** Start of INPUT RECORDS **

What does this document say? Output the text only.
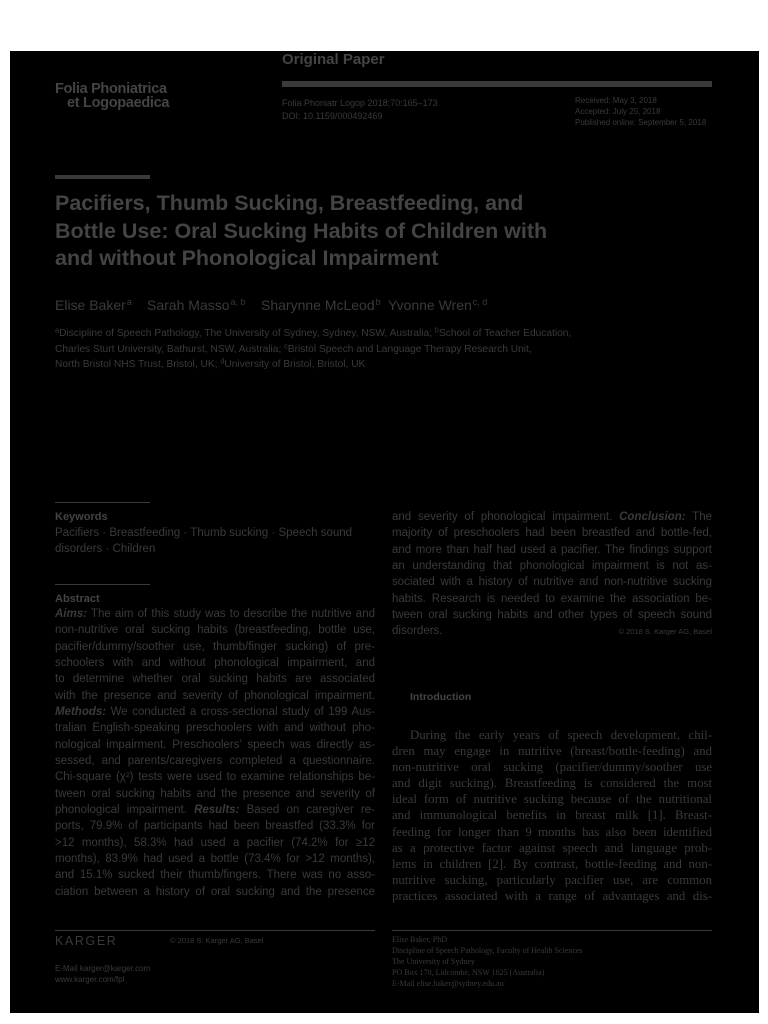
Original Paper
Folia Phoniatrica
et Logopaedica	Folia Phoniatr Logop 2018;70:165–173
DOI: 10.1159/000492469
Received: May 3, 2018
Accepted: July 25, 2018
Published online: September 5, 2018
Pacifiers, Thumb Sucking, Breastfeeding, and
Bottle Use: Oral Sucking Habits of Children with
and without Phonological Impairment
Elise Baker$^a$ Sarah Masso$^{a, b}$ Sharynne McLeod$^b$ Yvonne Wren$^{c, d}$
$^a$Discipline of Speech Pathology, The University of Sydney, Sydney, NSW, Australia; $^b$School of Teacher Education,
Charles Sturt University, Bathurst, NSW, Australia; $^c$Bristol Speech and Language Therapy Research Unit,
North Bristol NHS Trust, Bristol, UK; $^d$University of Bristol, Bristol, UK
Keywords
Pacifiers · Breastfeeding · Thumb sucking · Speech sound
disorders · Children
Abstract
Aims: The aim of this study was to describe the nutritive and
non-nutritive oral sucking habits (breastfeeding, bottle use,
pacifier/dummy/soother use, thumb/finger sucking) of pre-
schoolers with and without phonological impairment, and
to determine whether oral sucking habits are associated
with the presence and severity of phonological impairment.
Methods: We conducted a cross-sectional study of 199 Aus-
tralian English-speaking preschoolers with and without pho-
nological impairment. Preschoolers’ speech was directly as-
sessed, and parents/caregivers completed a questionnaire.
Chi-square (χ²) tests were used to examine relationships be-
tween oral sucking habits and the presence and severity of
phonological impairment. Results: Based on caregiver re-
ports, 79.9% of participants had been breastfed (33.3% for
>12 months), 58.3% had used a pacifier (74.2% for ≥12
months), 83.9% had used a bottle (73.4% for >12 months),
and 15.1% sucked their thumb/fingers. There was no asso-
ciation between a history of oral sucking and the presence
and severity of phonological impairment. Conclusion: The
majority of preschoolers had been breastfed and bottle-fed,
and more than half had used a pacifier. The findings support
an understanding that phonological impairment is not as-
sociated with a history of nutritive and non-nutritive sucking
habits. Research is needed to examine the association be-
tween oral sucking habits and other types of speech sound
disorders.	© 2018 S. Karger AG, Basel
Introduction
During the early years of speech development, chil-
dren may engage in nutritive (breast/bottle-feeding) and
non-nutritive oral sucking (pacifier/dummy/soother use
and digit sucking). Breastfeeding is considered the most
ideal form of nutritive sucking because of the nutritional
and immunological benefits in breast milk [1]. Breast-
feeding for longer than 9 months has also been identified
as a protective factor against speech and language prob-
lems in children [2]. By contrast, bottle-feeding and non-
nutritive sucking, particularly pacifier use, are common
practices associated with a range of advantages and dis-
KARGER	© 2018 S. Karger AG, Basel
E-Mail karger@karger.com
www.karger.com/fpl
Elise Baker, PhD
Discipline of Speech Pathology, Faculty of Health Sciences
The University of Sydney
PO Box 170, Lidcombe, NSW 1825 (Australia)
E-Mail elise.baker@sydney.edu.au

** End of INPUT RECORDS **

All of the entries above should be duplicated exactly, except for the pictures.

- _COMPLETE ANSWER_
What does this document say? Output the text only.
Original Paper
Folia Phoniatrica
et Logopaedica	Folia Phoniatr Logop 2018;70:165–173
DOI: 10.1159/000492469
Received: May 3, 2018
Accepted: July 25, 2018
Published online: September 5, 2018
Pacifiers, Thumb Sucking, Breastfeeding, and
Bottle Use: Oral Sucking Habits of Children with
and without Phonological Impairment
Elise Baker$^a$ Sarah Masso$^{a, b}$ Sharynne McLeod$^b$ Yvonne Wren$^{c, d}$
$^a$Discipline of Speech Pathology, The University of Sydney, Sydney, NSW, Australia; $^b$School of Teacher Education,
Charles Sturt University, Bathurst, NSW, Australia; $^c$Bristol Speech and Language Therapy Research Unit,
North Bristol NHS Trust, Bristol, UK; $^d$University of Bristol, Bristol, UK
Keywords
Pacifiers · Breastfeeding · Thumb sucking · Speech sound
disorders · Children
Abstract
Aims: The aim of this study was to describe the nutritive and
non-nutritive oral sucking habits (breastfeeding, bottle use,
pacifier/dummy/soother use, thumb/finger sucking) of pre-
schoolers with and without phonological impairment, and
to determine whether oral sucking habits are associated
with the presence and severity of phonological impairment.
Methods: We conducted a cross-sectional study of 199 Aus-
tralian English-speaking preschoolers with and without pho-
nological impairment. Preschoolers’ speech was directly as-
sessed, and parents/caregivers completed a questionnaire.
Chi-square (χ²) tests were used to examine relationships be-
tween oral sucking habits and the presence and severity of
phonological impairment. Results: Based on caregiver re-
ports, 79.9% of participants had been breastfed (33.3% for
>12 months), 58.3% had used a pacifier (74.2% for ≥12
months), 83.9% had used a bottle (73.4% for >12 months),
and 15.1% sucked their thumb/fingers. There was no asso-
ciation between a history of oral sucking and the presence
and severity of phonological impairment. Conclusion: The
majority of preschoolers had been breastfed and bottle-fed,
and more than half had used a pacifier. The findings support
an understanding that phonological impairment is not as-
sociated with a history of nutritive and non-nutritive sucking
habits. Research is needed to examine the association be-
tween oral sucking habits and other types of speech sound
disorders.	© 2018 S. Karger AG, Basel
Introduction
During the early years of speech development, chil-
dren may engage in nutritive (breast/bottle-feeding) and
non-nutritive oral sucking (pacifier/dummy/soother use
and digit sucking). Breastfeeding is considered the most
ideal form of nutritive sucking because of the nutritional
and immunological benefits in breast milk [1]. Breast-
feeding for longer than 9 months has also been identified
as a protective factor against speech and language prob-
lems in children [2]. By contrast, bottle-feeding and non-
nutritive sucking, particularly pacifier use, are common
practices associated with a range of advantages and dis-
KARGER	© 2018 S. Karger AG, Basel
E-Mail karger@karger.com
www.karger.com/fpl
Elise Baker, PhD
Discipline of Speech Pathology, Faculty of Health Sciences
The University of Sydney
PO Box 170, Lidcombe, NSW 1825 (Australia)
E-Mail elise.baker@sydney.edu.au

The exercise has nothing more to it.